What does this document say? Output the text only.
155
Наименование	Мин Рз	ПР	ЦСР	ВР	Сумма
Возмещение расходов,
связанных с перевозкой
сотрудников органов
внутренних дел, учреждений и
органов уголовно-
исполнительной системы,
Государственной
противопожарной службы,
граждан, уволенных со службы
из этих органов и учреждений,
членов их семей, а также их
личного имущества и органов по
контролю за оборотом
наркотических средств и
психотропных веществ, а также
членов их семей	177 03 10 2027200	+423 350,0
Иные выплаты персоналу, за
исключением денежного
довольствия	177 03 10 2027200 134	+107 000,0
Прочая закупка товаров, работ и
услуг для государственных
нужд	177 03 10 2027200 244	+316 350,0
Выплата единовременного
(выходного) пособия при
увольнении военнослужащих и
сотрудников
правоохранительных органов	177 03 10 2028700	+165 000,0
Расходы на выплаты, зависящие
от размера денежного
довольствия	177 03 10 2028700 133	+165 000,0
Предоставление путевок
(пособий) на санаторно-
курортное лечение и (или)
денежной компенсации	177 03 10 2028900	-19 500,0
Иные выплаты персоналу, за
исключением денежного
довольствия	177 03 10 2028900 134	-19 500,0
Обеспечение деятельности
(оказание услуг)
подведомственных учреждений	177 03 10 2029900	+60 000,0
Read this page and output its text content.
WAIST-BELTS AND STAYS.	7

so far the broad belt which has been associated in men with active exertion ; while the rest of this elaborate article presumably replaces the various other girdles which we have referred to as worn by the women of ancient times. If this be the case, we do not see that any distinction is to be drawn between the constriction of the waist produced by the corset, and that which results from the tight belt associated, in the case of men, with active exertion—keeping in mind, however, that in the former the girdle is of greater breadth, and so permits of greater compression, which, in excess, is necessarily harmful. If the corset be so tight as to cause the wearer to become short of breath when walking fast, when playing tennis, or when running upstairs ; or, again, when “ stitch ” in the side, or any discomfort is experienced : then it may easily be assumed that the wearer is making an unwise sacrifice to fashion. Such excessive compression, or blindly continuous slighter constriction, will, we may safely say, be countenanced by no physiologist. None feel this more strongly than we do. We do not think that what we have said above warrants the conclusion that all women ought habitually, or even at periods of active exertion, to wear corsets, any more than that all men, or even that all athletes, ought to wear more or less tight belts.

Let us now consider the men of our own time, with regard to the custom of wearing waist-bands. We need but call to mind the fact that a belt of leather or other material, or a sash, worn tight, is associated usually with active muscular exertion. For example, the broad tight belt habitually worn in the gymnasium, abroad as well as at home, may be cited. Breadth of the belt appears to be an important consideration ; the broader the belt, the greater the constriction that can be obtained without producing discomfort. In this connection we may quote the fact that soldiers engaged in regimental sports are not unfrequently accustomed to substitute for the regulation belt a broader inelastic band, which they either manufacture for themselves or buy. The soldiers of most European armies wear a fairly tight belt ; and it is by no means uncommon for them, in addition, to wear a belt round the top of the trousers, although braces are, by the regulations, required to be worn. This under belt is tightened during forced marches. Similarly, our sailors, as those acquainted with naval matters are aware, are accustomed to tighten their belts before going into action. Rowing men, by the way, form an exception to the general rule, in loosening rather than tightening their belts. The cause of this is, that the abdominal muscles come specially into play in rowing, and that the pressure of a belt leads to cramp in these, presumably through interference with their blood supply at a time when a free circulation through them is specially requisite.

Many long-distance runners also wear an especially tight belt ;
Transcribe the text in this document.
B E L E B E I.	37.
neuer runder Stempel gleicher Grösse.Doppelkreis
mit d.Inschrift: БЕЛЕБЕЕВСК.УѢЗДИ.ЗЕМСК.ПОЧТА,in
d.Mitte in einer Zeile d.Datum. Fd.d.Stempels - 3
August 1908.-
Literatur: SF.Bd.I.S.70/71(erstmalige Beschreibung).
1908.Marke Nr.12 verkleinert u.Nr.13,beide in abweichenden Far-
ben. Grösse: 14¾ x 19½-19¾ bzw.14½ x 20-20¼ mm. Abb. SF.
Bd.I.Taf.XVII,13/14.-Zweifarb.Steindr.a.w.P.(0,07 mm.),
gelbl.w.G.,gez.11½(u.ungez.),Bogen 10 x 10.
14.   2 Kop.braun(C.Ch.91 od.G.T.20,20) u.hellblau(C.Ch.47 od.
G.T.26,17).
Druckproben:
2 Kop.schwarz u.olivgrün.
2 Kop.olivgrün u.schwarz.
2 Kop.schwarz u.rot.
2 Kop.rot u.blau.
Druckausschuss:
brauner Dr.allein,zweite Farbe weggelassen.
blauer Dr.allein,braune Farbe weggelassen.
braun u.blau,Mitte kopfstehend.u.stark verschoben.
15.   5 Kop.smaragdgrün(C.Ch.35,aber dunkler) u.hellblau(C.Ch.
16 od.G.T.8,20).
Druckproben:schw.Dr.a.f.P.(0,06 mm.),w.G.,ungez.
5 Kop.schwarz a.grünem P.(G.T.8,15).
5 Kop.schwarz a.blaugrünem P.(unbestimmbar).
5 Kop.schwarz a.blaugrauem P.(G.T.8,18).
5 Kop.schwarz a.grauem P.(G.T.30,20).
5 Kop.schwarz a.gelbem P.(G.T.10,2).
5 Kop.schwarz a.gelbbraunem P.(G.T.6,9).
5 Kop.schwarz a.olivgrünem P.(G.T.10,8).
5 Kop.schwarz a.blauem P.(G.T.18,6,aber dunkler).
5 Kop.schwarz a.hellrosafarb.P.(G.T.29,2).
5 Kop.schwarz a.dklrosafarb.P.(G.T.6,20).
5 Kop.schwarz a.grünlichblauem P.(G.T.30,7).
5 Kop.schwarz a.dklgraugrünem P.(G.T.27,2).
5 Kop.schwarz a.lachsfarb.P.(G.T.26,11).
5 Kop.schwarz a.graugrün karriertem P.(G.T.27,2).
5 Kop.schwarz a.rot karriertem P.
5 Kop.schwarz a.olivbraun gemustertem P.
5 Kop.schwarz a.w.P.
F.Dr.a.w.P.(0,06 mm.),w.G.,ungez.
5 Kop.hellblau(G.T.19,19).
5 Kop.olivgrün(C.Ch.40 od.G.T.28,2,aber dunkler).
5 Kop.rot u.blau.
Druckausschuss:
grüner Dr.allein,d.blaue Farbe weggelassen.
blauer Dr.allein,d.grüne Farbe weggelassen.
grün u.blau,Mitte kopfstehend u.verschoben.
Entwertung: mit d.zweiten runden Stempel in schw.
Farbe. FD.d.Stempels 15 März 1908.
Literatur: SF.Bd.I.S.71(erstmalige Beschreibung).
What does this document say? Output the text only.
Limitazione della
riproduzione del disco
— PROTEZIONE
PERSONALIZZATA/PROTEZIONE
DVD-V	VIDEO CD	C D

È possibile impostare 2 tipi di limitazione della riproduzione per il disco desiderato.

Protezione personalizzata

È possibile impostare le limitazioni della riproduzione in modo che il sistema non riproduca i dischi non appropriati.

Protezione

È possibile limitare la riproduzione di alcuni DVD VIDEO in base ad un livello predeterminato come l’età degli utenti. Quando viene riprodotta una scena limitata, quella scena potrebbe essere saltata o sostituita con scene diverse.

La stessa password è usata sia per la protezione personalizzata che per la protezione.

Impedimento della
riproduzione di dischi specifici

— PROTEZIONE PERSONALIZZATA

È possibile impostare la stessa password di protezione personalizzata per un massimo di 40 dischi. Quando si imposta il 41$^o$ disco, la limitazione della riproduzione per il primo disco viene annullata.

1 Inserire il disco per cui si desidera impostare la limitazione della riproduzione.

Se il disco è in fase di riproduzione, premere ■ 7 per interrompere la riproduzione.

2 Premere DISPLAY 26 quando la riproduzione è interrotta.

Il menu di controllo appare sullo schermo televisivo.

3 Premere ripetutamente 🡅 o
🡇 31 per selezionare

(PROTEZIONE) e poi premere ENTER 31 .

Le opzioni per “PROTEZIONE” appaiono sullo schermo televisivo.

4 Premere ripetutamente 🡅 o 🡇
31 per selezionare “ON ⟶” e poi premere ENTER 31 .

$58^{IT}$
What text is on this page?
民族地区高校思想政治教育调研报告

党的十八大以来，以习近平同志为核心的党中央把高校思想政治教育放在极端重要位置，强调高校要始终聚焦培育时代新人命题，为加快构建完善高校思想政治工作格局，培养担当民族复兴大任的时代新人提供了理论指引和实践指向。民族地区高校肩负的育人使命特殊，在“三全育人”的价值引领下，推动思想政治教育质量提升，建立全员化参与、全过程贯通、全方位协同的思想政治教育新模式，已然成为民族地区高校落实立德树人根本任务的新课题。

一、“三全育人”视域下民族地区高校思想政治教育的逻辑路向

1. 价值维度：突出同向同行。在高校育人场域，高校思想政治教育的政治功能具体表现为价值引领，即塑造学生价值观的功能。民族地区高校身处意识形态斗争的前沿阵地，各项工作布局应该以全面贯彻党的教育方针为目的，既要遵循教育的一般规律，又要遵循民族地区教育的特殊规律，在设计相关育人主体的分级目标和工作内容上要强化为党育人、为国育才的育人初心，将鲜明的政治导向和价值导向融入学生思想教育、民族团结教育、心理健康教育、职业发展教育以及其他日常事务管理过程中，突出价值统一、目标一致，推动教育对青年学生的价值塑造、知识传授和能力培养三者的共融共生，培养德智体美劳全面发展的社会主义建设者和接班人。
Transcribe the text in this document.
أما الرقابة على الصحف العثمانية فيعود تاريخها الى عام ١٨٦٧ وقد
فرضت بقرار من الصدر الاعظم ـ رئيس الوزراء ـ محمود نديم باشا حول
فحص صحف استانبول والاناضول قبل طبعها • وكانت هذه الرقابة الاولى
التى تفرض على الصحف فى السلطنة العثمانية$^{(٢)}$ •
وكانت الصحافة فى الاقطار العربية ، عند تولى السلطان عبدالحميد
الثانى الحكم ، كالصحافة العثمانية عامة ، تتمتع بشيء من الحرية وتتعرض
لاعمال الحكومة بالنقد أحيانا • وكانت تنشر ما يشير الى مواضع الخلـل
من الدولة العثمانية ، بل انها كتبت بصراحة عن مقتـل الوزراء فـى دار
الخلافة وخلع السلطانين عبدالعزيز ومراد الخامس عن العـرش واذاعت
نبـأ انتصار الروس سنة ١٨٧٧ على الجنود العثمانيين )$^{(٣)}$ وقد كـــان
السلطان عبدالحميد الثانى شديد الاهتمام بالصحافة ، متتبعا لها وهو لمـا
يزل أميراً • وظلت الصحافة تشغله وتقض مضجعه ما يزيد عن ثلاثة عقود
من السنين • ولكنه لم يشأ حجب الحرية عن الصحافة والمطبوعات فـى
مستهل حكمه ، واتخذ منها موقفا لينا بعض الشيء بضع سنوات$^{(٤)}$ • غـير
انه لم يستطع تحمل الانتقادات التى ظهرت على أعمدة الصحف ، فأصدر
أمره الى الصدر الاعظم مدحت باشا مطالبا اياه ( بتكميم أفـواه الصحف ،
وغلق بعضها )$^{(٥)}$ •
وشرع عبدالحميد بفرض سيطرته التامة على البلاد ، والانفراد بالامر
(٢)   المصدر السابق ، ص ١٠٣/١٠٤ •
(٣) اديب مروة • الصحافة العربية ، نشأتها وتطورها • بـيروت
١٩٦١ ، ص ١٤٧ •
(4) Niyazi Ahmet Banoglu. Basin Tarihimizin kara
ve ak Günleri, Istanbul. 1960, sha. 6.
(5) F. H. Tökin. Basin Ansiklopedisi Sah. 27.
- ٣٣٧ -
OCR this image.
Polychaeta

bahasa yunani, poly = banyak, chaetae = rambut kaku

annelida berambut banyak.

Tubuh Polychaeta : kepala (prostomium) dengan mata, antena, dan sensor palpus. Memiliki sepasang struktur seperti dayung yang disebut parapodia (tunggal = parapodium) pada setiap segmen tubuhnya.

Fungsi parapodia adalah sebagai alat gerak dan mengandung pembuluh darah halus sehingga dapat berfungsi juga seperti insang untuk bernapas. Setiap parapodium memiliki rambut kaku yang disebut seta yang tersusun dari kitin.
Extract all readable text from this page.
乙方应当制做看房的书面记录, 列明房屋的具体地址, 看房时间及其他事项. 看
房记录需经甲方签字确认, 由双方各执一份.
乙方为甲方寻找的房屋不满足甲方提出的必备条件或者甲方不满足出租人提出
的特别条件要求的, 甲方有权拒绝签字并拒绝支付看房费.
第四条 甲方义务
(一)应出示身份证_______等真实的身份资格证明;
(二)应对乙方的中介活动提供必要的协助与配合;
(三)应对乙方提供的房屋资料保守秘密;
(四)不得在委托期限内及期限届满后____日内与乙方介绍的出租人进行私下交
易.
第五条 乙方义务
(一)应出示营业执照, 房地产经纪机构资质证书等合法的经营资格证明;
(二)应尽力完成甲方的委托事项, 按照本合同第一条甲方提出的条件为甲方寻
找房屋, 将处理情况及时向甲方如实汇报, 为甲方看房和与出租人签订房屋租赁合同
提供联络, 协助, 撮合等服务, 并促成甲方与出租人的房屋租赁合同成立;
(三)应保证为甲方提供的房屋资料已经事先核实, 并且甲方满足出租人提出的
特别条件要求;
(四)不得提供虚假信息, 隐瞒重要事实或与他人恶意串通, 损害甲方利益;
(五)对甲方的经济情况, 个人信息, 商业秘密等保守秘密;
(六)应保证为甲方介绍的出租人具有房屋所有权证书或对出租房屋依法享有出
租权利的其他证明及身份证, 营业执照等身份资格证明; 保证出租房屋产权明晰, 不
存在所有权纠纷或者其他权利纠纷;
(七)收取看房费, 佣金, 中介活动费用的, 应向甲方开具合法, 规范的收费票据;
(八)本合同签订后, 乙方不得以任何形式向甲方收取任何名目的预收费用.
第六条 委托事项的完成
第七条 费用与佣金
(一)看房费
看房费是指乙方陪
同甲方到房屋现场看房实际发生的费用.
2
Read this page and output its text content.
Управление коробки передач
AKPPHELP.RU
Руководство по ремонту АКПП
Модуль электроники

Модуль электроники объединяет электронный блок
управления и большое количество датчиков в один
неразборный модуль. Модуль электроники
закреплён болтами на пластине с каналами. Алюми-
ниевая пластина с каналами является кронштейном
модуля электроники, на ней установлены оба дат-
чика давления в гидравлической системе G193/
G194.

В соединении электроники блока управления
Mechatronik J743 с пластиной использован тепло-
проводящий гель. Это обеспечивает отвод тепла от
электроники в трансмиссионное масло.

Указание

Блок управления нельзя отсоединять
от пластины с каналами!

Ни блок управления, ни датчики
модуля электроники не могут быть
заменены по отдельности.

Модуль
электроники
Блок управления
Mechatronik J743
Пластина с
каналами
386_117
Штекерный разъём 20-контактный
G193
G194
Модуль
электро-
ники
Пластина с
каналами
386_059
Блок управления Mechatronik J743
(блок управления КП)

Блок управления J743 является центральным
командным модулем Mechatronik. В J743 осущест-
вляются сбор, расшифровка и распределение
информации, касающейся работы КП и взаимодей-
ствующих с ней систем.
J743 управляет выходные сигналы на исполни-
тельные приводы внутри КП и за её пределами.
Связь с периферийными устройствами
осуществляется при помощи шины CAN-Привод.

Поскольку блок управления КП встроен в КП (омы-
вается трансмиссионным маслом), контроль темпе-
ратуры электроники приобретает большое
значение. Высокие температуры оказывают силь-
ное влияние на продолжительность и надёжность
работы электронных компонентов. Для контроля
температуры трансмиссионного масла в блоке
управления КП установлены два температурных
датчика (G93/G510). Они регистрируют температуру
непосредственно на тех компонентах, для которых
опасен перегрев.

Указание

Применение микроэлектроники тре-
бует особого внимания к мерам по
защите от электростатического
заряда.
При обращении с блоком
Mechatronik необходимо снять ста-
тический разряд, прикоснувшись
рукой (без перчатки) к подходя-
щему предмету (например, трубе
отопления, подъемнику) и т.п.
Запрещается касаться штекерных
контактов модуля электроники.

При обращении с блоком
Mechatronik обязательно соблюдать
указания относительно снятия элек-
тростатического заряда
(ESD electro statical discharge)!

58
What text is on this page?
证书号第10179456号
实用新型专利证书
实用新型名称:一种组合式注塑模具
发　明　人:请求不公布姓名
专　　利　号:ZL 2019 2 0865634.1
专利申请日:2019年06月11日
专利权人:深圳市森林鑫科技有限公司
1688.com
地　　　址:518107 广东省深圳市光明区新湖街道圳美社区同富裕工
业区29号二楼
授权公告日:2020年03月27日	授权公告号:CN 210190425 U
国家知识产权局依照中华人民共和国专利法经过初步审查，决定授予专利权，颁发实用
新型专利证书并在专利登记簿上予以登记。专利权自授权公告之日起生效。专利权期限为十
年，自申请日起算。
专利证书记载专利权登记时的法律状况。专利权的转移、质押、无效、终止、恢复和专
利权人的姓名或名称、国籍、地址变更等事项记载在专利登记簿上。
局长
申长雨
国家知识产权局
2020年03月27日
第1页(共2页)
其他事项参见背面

JOB:
Reply with nothing except the number of lines in the listing above that include the string "banyak".

SOLUTION FOR THIS PROBLEM:
2